→ **TASK DETAILS**: The entries below need to be written out exactly, with no pictures included.

Extracted records
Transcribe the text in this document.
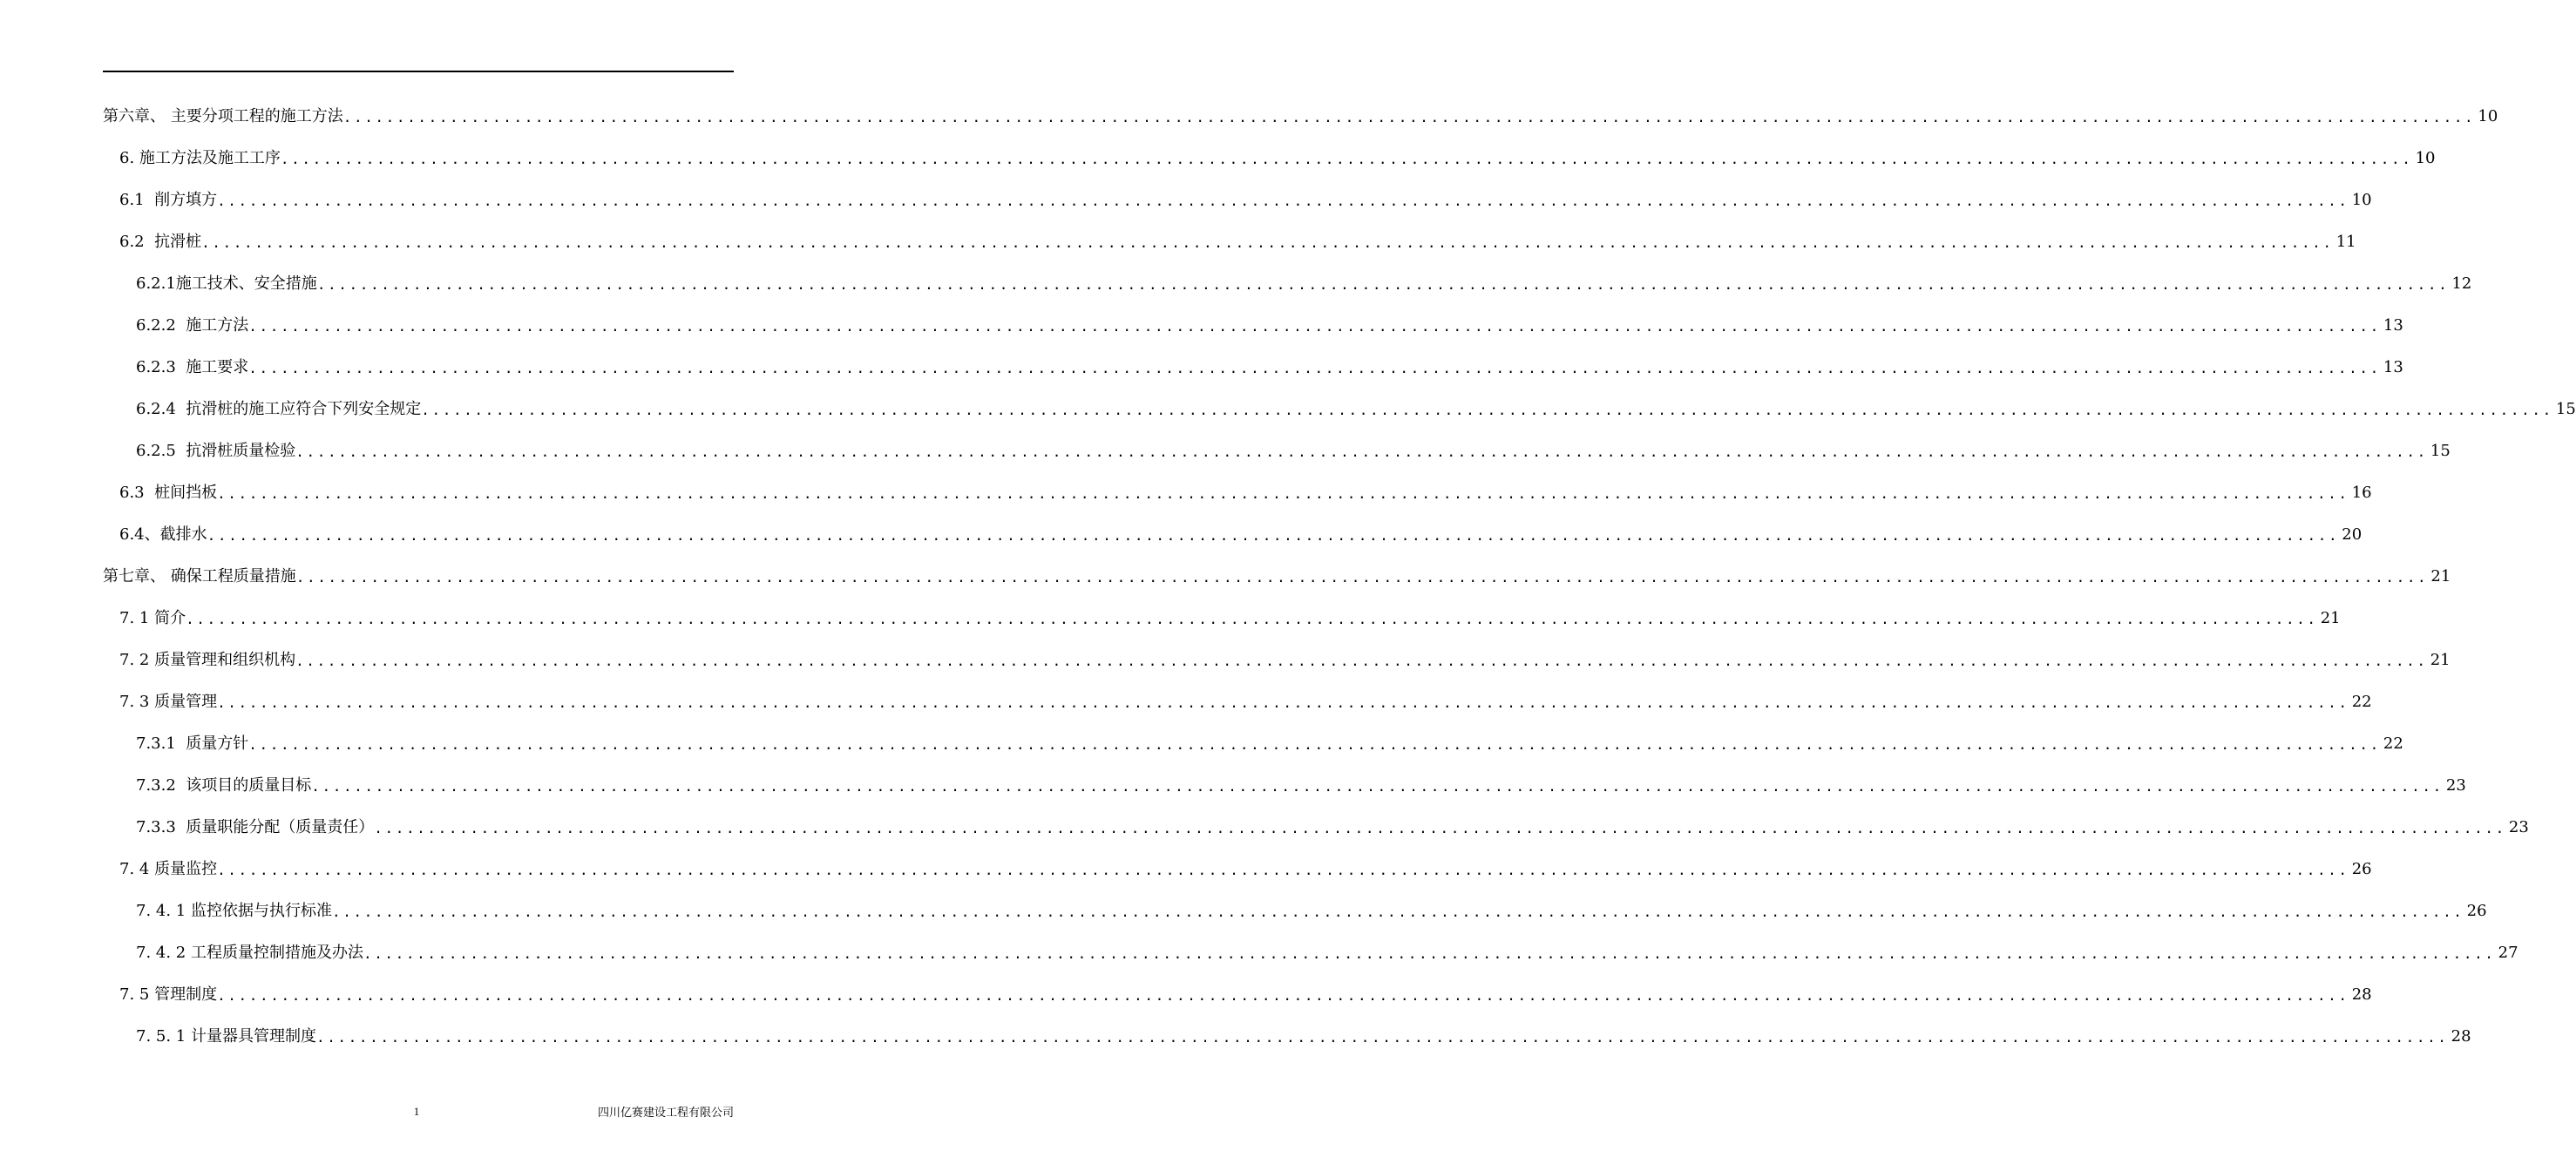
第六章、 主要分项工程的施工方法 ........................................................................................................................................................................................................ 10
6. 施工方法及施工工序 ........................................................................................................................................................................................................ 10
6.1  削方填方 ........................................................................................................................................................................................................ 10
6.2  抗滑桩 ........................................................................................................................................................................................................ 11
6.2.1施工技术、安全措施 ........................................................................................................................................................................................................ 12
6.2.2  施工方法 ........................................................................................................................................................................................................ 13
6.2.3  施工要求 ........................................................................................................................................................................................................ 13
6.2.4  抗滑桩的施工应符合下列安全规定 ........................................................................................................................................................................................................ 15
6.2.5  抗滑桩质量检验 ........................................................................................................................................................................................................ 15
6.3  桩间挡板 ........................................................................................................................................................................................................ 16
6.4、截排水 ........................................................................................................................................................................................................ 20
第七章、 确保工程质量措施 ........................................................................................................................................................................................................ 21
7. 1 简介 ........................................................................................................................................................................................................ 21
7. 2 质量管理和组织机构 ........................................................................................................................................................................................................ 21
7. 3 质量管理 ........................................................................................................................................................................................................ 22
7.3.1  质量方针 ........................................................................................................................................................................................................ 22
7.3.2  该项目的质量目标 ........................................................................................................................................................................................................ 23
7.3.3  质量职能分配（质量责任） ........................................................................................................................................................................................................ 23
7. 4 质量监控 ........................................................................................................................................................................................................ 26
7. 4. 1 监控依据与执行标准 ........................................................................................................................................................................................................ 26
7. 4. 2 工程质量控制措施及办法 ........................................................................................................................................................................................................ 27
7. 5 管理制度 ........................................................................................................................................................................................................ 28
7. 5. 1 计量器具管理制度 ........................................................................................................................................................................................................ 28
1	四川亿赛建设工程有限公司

→ **SOLUTION TO THE PROBLEM**:
Transcribe the text in this document.
第六章、 主要分项工程的施工方法 ........................................................................................................................................................................................................ 10
6. 施工方法及施工工序 ........................................................................................................................................................................................................ 10
6.1  削方填方 ........................................................................................................................................................................................................ 10
6.2  抗滑桩 ........................................................................................................................................................................................................ 11
6.2.1施工技术、安全措施 ........................................................................................................................................................................................................ 12
6.2.2  施工方法 ........................................................................................................................................................................................................ 13
6.2.3  施工要求 ........................................................................................................................................................................................................ 13
6.2.4  抗滑桩的施工应符合下列安全规定 ........................................................................................................................................................................................................ 15
6.2.5  抗滑桩质量检验 ........................................................................................................................................................................................................ 15
6.3  桩间挡板 ........................................................................................................................................................................................................ 16
6.4、截排水 ........................................................................................................................................................................................................ 20
第七章、 确保工程质量措施 ........................................................................................................................................................................................................ 21
7. 1 简介 ........................................................................................................................................................................................................ 21
7. 2 质量管理和组织机构 ........................................................................................................................................................................................................ 21
7. 3 质量管理 ........................................................................................................................................................................................................ 22
7.3.1  质量方针 ........................................................................................................................................................................................................ 22
7.3.2  该项目的质量目标 ........................................................................................................................................................................................................ 23
7.3.3  质量职能分配（质量责任） ........................................................................................................................................................................................................ 23
7. 4 质量监控 ........................................................................................................................................................................................................ 26
7. 4. 1 监控依据与执行标准 ........................................................................................................................................................................................................ 26
7. 4. 2 工程质量控制措施及办法 ........................................................................................................................................................................................................ 27
7. 5 管理制度 ........................................................................................................................................................................................................ 28
7. 5. 1 计量器具管理制度 ........................................................................................................................................................................................................ 28
1	四川亿赛建设工程有限公司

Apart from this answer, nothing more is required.